* _YOUR TASK_
Pick out each line containing the string "will" and copy it.

* _EXERCISE INPUT_
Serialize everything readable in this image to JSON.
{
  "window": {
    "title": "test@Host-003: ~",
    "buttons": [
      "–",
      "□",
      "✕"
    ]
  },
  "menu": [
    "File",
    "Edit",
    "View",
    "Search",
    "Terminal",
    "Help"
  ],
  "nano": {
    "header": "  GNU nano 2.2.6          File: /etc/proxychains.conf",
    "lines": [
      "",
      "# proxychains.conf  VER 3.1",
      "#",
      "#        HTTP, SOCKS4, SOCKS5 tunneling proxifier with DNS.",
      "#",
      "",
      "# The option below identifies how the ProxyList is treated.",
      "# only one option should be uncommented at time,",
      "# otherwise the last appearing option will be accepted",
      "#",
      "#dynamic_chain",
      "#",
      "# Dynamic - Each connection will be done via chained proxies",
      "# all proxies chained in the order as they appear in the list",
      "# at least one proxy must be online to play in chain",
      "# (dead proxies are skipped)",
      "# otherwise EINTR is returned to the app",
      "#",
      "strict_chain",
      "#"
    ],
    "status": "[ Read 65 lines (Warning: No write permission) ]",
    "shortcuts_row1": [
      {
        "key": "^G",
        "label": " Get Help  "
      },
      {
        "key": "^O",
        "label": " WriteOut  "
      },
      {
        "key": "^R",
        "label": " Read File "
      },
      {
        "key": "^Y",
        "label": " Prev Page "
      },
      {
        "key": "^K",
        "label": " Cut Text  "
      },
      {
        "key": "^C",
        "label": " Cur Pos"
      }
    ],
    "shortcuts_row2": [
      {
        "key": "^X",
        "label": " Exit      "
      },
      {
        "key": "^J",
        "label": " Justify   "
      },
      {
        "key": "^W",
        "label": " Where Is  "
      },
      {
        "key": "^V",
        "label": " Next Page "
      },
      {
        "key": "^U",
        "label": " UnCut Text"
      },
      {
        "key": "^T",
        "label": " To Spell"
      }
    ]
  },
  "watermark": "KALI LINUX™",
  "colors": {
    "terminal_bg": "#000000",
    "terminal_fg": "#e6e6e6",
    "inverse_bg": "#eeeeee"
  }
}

* _RESPONSE_
      "# otherwise the last appearing option will be accepted",
      "# Dynamic - Each connection will be done via chained proxies",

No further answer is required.